* Work required
Please repeat the records below with every "ref-line-label" replaced by "reference-line-label" and everything else left the same, leaving the pictures out of your answer.

═══ Supplied material

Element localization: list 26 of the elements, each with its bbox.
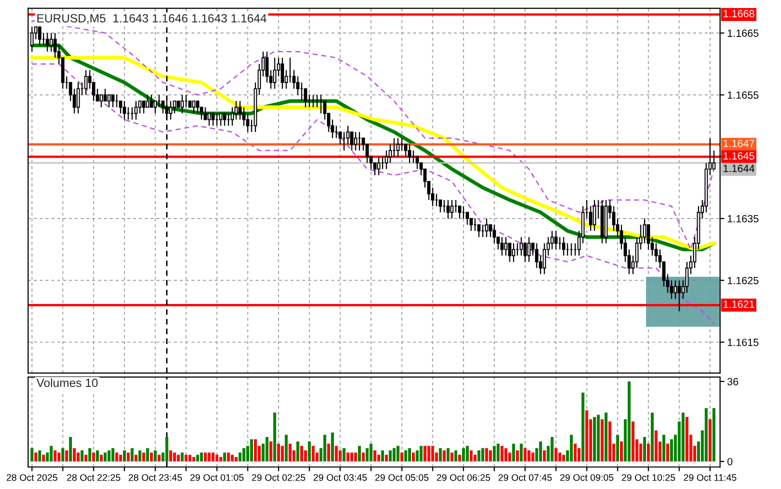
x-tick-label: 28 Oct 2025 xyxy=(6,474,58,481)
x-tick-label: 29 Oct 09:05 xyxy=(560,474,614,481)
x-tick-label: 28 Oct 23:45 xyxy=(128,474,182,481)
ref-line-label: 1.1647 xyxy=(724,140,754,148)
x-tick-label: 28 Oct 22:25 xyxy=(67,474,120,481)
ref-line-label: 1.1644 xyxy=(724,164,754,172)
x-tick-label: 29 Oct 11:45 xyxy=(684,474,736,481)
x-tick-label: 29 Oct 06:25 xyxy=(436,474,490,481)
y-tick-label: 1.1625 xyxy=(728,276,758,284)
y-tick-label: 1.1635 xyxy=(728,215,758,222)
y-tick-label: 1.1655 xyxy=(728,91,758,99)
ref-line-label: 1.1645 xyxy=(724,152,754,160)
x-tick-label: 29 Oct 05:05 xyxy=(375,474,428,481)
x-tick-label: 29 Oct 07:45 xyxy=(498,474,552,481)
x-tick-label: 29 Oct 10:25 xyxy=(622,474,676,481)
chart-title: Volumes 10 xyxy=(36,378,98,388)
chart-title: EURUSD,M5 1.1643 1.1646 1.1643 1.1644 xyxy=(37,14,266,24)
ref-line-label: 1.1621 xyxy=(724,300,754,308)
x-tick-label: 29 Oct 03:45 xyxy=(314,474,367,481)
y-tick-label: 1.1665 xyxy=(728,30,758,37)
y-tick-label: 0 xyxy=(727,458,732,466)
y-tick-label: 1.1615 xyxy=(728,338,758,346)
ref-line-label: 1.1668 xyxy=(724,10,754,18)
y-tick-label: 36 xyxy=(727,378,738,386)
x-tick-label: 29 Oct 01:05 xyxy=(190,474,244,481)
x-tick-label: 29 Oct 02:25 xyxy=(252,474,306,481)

══════

* Task result
Element localization: list 26 of the elements, each with its bbox.
x-tick-label: 28 Oct 2025 xyxy=(6,474,58,481)
x-tick-label: 29 Oct 09:05 xyxy=(560,474,614,481)
x-tick-label: 28 Oct 23:45 xyxy=(128,474,182,481)
reference-line-label: 1.1647 xyxy=(724,140,754,148)
x-tick-label: 28 Oct 22:25 xyxy=(67,474,120,481)
reference-line-label: 1.1644 xyxy=(724,164,754,172)
x-tick-label: 29 Oct 11:45 xyxy=(684,474,736,481)
x-tick-label: 29 Oct 06:25 xyxy=(436,474,490,481)
y-tick-label: 1.1625 xyxy=(728,276,758,284)
y-tick-label: 1.1635 xyxy=(728,215,758,222)
y-tick-label: 1.1655 xyxy=(728,91,758,99)
reference-line-label: 1.1645 xyxy=(724,152,754,160)
x-tick-label: 29 Oct 05:05 xyxy=(375,474,428,481)
x-tick-label: 29 Oct 07:45 xyxy=(498,474,552,481)
x-tick-label: 29 Oct 10:25 xyxy=(622,474,676,481)
chart-title: Volumes 10 xyxy=(36,378,98,388)
chart-title: EURUSD,M5 1.1643 1.1646 1.1643 1.1644 xyxy=(37,14,266,24)
reference-line-label: 1.1621 xyxy=(724,300,754,308)
x-tick-label: 29 Oct 03:45 xyxy=(314,474,367,481)
y-tick-label: 1.1665 xyxy=(728,30,758,37)
y-tick-label: 0 xyxy=(727,458,732,466)
y-tick-label: 1.1615 xyxy=(728,338,758,346)
reference-line-label: 1.1668 xyxy=(724,10,754,18)
y-tick-label: 36 xyxy=(727,378,738,386)
x-tick-label: 29 Oct 01:05 xyxy=(190,474,244,481)
x-tick-label: 29 Oct 02:25 xyxy=(252,474,306,481)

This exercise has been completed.